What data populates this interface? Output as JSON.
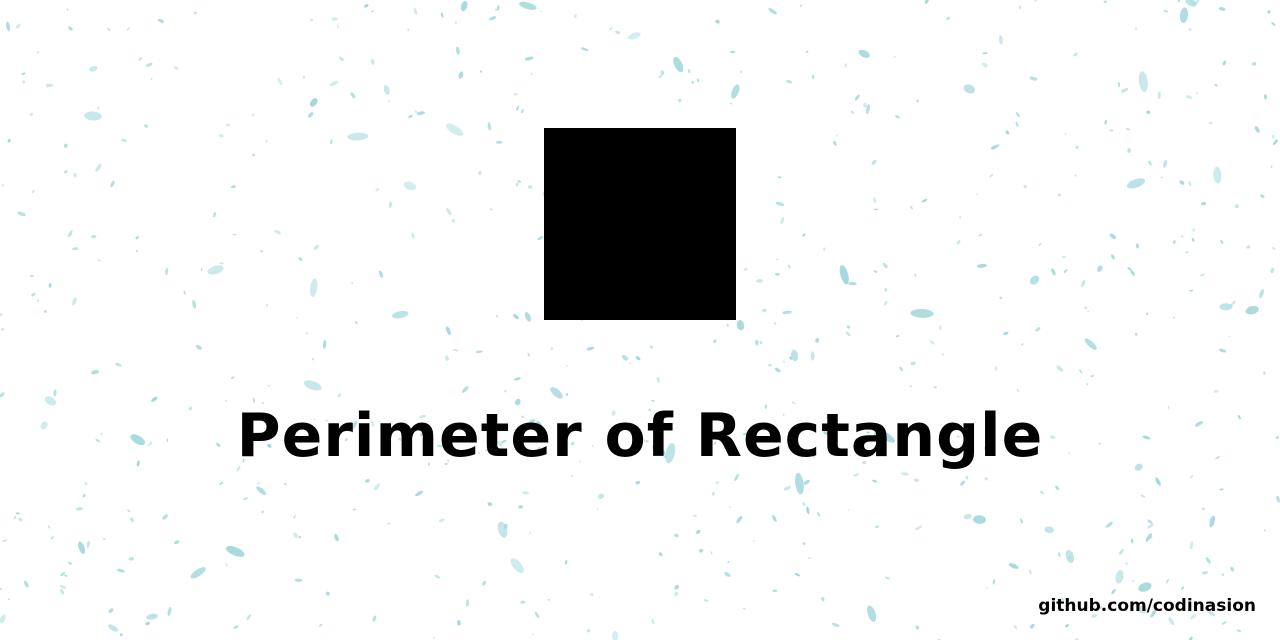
{
  "banner": {
    "title": "Perimeter of Rectangle",
    "credit": "github.com/codinasion"
  },
  "colors": {
    "background": "#ffffff",
    "speckle": "#9fd6da",
    "shape": "#000000",
    "text": "#000000"
  },
  "icons": {
    "shape": "black-square"
  }
}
────────────────────────────────────────
Quote the records in full and exactly; skip any image.

What data populates this interface? Output as JSON.
{
  "banner": {
    "title": "Perimeter of Rectangle",
    "credit": "github.com/codinasion"
  },
  "colors": {
    "background": "#ffffff",
    "speckle": "#9fd6da",
    "shape": "#000000",
    "text": "#000000"
  },
  "icons": {
    "shape": "black-square"
  }
}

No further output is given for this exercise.